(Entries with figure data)
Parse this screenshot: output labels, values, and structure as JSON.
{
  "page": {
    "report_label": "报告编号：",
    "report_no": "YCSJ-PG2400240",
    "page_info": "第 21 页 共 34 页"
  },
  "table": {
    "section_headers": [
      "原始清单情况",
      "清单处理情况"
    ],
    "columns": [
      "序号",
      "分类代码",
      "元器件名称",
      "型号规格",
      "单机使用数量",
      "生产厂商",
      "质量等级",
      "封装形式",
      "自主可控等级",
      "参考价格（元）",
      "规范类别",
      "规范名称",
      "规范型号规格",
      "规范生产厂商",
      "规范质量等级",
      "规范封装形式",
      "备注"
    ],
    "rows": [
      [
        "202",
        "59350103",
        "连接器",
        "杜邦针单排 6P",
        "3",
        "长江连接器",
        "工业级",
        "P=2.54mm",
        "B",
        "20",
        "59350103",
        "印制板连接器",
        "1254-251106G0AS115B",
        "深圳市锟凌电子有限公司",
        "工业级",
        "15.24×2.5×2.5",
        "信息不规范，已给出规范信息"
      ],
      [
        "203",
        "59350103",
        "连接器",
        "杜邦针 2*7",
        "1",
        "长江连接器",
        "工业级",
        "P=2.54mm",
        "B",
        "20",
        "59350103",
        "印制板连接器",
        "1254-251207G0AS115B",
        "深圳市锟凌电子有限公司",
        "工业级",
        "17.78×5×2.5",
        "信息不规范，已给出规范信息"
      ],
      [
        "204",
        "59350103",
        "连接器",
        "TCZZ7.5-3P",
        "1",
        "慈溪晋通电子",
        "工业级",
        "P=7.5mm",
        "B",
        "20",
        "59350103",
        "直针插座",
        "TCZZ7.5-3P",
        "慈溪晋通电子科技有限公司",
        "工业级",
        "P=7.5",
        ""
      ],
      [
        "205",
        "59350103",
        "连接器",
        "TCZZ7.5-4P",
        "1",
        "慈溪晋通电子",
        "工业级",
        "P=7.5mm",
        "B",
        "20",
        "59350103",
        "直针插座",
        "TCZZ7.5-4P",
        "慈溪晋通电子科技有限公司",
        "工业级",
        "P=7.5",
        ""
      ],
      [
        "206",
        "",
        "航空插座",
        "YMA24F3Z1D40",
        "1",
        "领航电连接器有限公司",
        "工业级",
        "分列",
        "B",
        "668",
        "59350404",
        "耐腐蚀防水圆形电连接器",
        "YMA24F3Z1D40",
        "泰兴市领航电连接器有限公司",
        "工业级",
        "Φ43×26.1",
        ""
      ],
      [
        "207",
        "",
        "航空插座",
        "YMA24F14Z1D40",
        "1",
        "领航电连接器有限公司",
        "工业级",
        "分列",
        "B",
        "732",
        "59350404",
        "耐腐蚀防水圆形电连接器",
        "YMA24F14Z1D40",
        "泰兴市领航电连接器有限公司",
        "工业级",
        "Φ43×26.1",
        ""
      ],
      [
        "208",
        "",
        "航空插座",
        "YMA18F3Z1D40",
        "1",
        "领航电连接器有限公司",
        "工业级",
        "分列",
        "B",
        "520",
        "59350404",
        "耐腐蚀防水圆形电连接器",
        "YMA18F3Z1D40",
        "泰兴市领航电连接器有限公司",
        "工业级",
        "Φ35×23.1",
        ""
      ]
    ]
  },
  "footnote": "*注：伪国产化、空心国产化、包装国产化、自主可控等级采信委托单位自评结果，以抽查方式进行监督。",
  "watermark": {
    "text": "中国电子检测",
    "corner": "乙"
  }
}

▸ **Task to complete**: Repeat every line of the material exactly as given.

▸ **Exercise result**:
Parse this screenshot: output labels, values, and structure as JSON.
{
  "page": {
    "report_label": "报告编号：",
    "report_no": "YCSJ-PG2400240",
    "page_info": "第 21 页 共 34 页"
  },
  "table": {
    "section_headers": [
      "原始清单情况",
      "清单处理情况"
    ],
    "columns": [
      "序号",
      "分类代码",
      "元器件名称",
      "型号规格",
      "单机使用数量",
      "生产厂商",
      "质量等级",
      "封装形式",
      "自主可控等级",
      "参考价格（元）",
      "规范类别",
      "规范名称",
      "规范型号规格",
      "规范生产厂商",
      "规范质量等级",
      "规范封装形式",
      "备注"
    ],
    "rows": [
      [
        "202",
        "59350103",
        "连接器",
        "杜邦针单排 6P",
        "3",
        "长江连接器",
        "工业级",
        "P=2.54mm",
        "B",
        "20",
        "59350103",
        "印制板连接器",
        "1254-251106G0AS115B",
        "深圳市锟凌电子有限公司",
        "工业级",
        "15.24×2.5×2.5",
        "信息不规范，已给出规范信息"
      ],
      [
        "203",
        "59350103",
        "连接器",
        "杜邦针 2*7",
        "1",
        "长江连接器",
        "工业级",
        "P=2.54mm",
        "B",
        "20",
        "59350103",
        "印制板连接器",
        "1254-251207G0AS115B",
        "深圳市锟凌电子有限公司",
        "工业级",
        "17.78×5×2.5",
        "信息不规范，已给出规范信息"
      ],
      [
        "204",
        "59350103",
        "连接器",
        "TCZZ7.5-3P",
        "1",
        "慈溪晋通电子",
        "工业级",
        "P=7.5mm",
        "B",
        "20",
        "59350103",
        "直针插座",
        "TCZZ7.5-3P",
        "慈溪晋通电子科技有限公司",
        "工业级",
        "P=7.5",
        ""
      ],
      [
        "205",
        "59350103",
        "连接器",
        "TCZZ7.5-4P",
        "1",
        "慈溪晋通电子",
        "工业级",
        "P=7.5mm",
        "B",
        "20",
        "59350103",
        "直针插座",
        "TCZZ7.5-4P",
        "慈溪晋通电子科技有限公司",
        "工业级",
        "P=7.5",
        ""
      ],
      [
        "206",
        "",
        "航空插座",
        "YMA24F3Z1D40",
        "1",
        "领航电连接器有限公司",
        "工业级",
        "分列",
        "B",
        "668",
        "59350404",
        "耐腐蚀防水圆形电连接器",
        "YMA24F3Z1D40",
        "泰兴市领航电连接器有限公司",
        "工业级",
        "Φ43×26.1",
        ""
      ],
      [
        "207",
        "",
        "航空插座",
        "YMA24F14Z1D40",
        "1",
        "领航电连接器有限公司",
        "工业级",
        "分列",
        "B",
        "732",
        "59350404",
        "耐腐蚀防水圆形电连接器",
        "YMA24F14Z1D40",
        "泰兴市领航电连接器有限公司",
        "工业级",
        "Φ43×26.1",
        ""
      ],
      [
        "208",
        "",
        "航空插座",
        "YMA18F3Z1D40",
        "1",
        "领航电连接器有限公司",
        "工业级",
        "分列",
        "B",
        "520",
        "59350404",
        "耐腐蚀防水圆形电连接器",
        "YMA18F3Z1D40",
        "泰兴市领航电连接器有限公司",
        "工业级",
        "Φ35×23.1",
        ""
      ]
    ]
  },
  "footnote": "*注：伪国产化、空心国产化、包装国产化、自主可控等级采信委托单位自评结果，以抽查方式进行监督。",
  "watermark": {
    "text": "中国电子检测",
    "corner": "乙"
  }
}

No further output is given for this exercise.